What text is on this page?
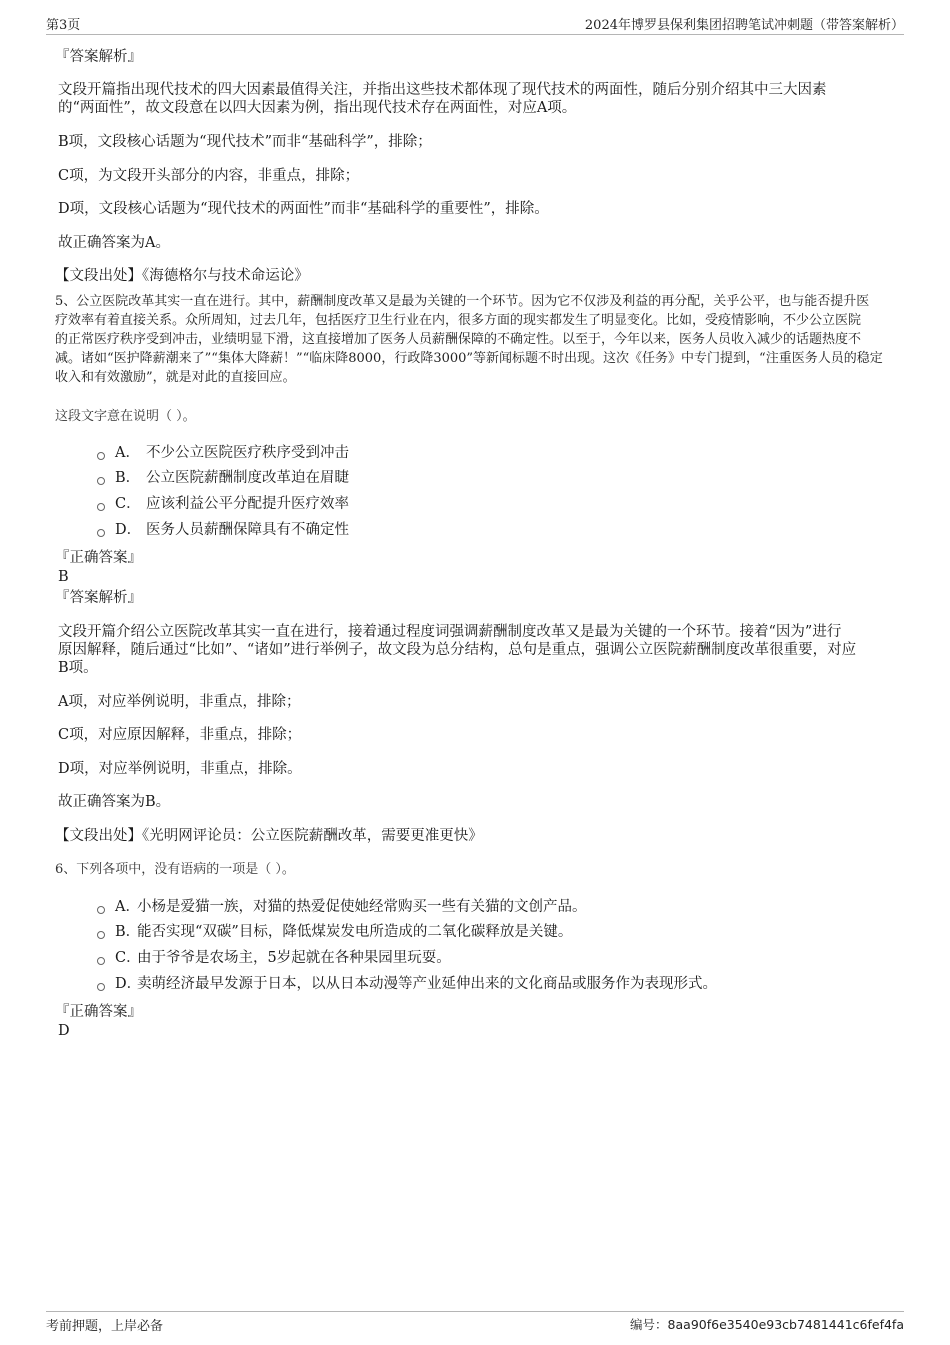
第3页	2024年博罗县保利集团招聘笔试冲刺题（带答案解析）
『答案解析』
文段开篇指出现代技术的四大因素最值得关注，并指出这些技术都体现了现代技术的两面性，随后分别介绍其中三大因素
的“两面性”，故文段意在以四大因素为例，指出现代技术存在两面性，对应A项。
B项，文段核心话题为“现代技术”而非“基础科学”，排除；
C项，为文段开头部分的内容，非重点，排除；
D项，文段核心话题为“现代技术的两面性”而非“基础科学的重要性”，排除。
故正确答案为A。
【文段出处】《海德格尔与技术命运论》
5、公立医院改革其实一直在进行。其中，薪酬制度改革又是最为关键的一个环节。因为它不仅涉及利益的再分配，关乎公平，也与能否提升医
疗效率有着直接关系。众所周知，过去几年，包括医疗卫生行业在内，很多方面的现实都发生了明显变化。比如，受疫情影响，不少公立医院
的正常医疗秩序受到冲击，业绩明显下滑，这直接增加了医务人员薪酬保障的不确定性。以至于，今年以来，医务人员收入减少的话题热度不
减。诸如“医护降薪潮来了”“集体大降薪！”“临床降8000，行政降3000”等新闻标题不时出现。这次《任务》中专门提到，“注重医务人员的稳定
收入和有效激励”，就是对此的直接回应。
这段文字意在说明（ ）。
A． 不少公立医院医疗秩序受到冲击
B． 公立医院薪酬制度改革迫在眉睫
C． 应该利益公平分配提升医疗效率
D． 医务人员薪酬保障具有不确定性
『正确答案』
B
『答案解析』
文段开篇介绍公立医院改革其实一直在进行，接着通过程度词强调薪酬制度改革又是最为关键的一个环节。接着“因为”进行
原因解释，随后通过“比如”、“诸如”进行举例子，故文段为总分结构，总句是重点，强调公立医院薪酬制度改革很重要，对应
B项。
A项，对应举例说明，非重点，排除；
C项，对应原因解释，非重点，排除；
D项，对应举例说明，非重点，排除。
故正确答案为B。
【文段出处】《光明网评论员：公立医院薪酬改革，需要更准更快》
6、下列各项中，没有语病的一项是（ ）。
A．小杨是爱猫一族，对猫的热爱促使她经常购买一些有关猫的文创产品。
B．能否实现“双碳”目标，降低煤炭发电所造成的二氧化碳释放是关键。
C．由于爷爷是农场主，5岁起就在各种果园里玩耍。
D．卖萌经济最早发源于日本，以从日本动漫等产业延伸出来的文化商品或服务作为表现形式。
『正确答案』
D
考前押题，上岸必备	编号：8aa90f6e3540e93cb7481441c6fef4fa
----------
## BRIEF
Retype every entry verbatim and exclude the pictures from the copy.

## SOLUTION TO THIS PROBLEM
What text is on this page?
第3页	2024年博罗县保利集团招聘笔试冲刺题（带答案解析）
『答案解析』
文段开篇指出现代技术的四大因素最值得关注，并指出这些技术都体现了现代技术的两面性，随后分别介绍其中三大因素
的“两面性”，故文段意在以四大因素为例，指出现代技术存在两面性，对应A项。
B项，文段核心话题为“现代技术”而非“基础科学”，排除；
C项，为文段开头部分的内容，非重点，排除；
D项，文段核心话题为“现代技术的两面性”而非“基础科学的重要性”，排除。
故正确答案为A。
【文段出处】《海德格尔与技术命运论》
5、公立医院改革其实一直在进行。其中，薪酬制度改革又是最为关键的一个环节。因为它不仅涉及利益的再分配，关乎公平，也与能否提升医
疗效率有着直接关系。众所周知，过去几年，包括医疗卫生行业在内，很多方面的现实都发生了明显变化。比如，受疫情影响，不少公立医院
的正常医疗秩序受到冲击，业绩明显下滑，这直接增加了医务人员薪酬保障的不确定性。以至于，今年以来，医务人员收入减少的话题热度不
减。诸如“医护降薪潮来了”“集体大降薪！”“临床降8000，行政降3000”等新闻标题不时出现。这次《任务》中专门提到，“注重医务人员的稳定
收入和有效激励”，就是对此的直接回应。
这段文字意在说明（ ）。
A． 不少公立医院医疗秩序受到冲击
B． 公立医院薪酬制度改革迫在眉睫
C． 应该利益公平分配提升医疗效率
D． 医务人员薪酬保障具有不确定性
『正确答案』
B
『答案解析』
文段开篇介绍公立医院改革其实一直在进行，接着通过程度词强调薪酬制度改革又是最为关键的一个环节。接着“因为”进行
原因解释，随后通过“比如”、“诸如”进行举例子，故文段为总分结构，总句是重点，强调公立医院薪酬制度改革很重要，对应
B项。
A项，对应举例说明，非重点，排除；
C项，对应原因解释，非重点，排除；
D项，对应举例说明，非重点，排除。
故正确答案为B。
【文段出处】《光明网评论员：公立医院薪酬改革，需要更准更快》
6、下列各项中，没有语病的一项是（ ）。
A．小杨是爱猫一族，对猫的热爱促使她经常购买一些有关猫的文创产品。
B．能否实现“双碳”目标，降低煤炭发电所造成的二氧化碳释放是关键。
C．由于爷爷是农场主，5岁起就在各种果园里玩耍。
D．卖萌经济最早发源于日本，以从日本动漫等产业延伸出来的文化商品或服务作为表现形式。
『正确答案』
D
考前押题，上岸必备	编号：8aa90f6e3540e93cb7481441c6fef4fa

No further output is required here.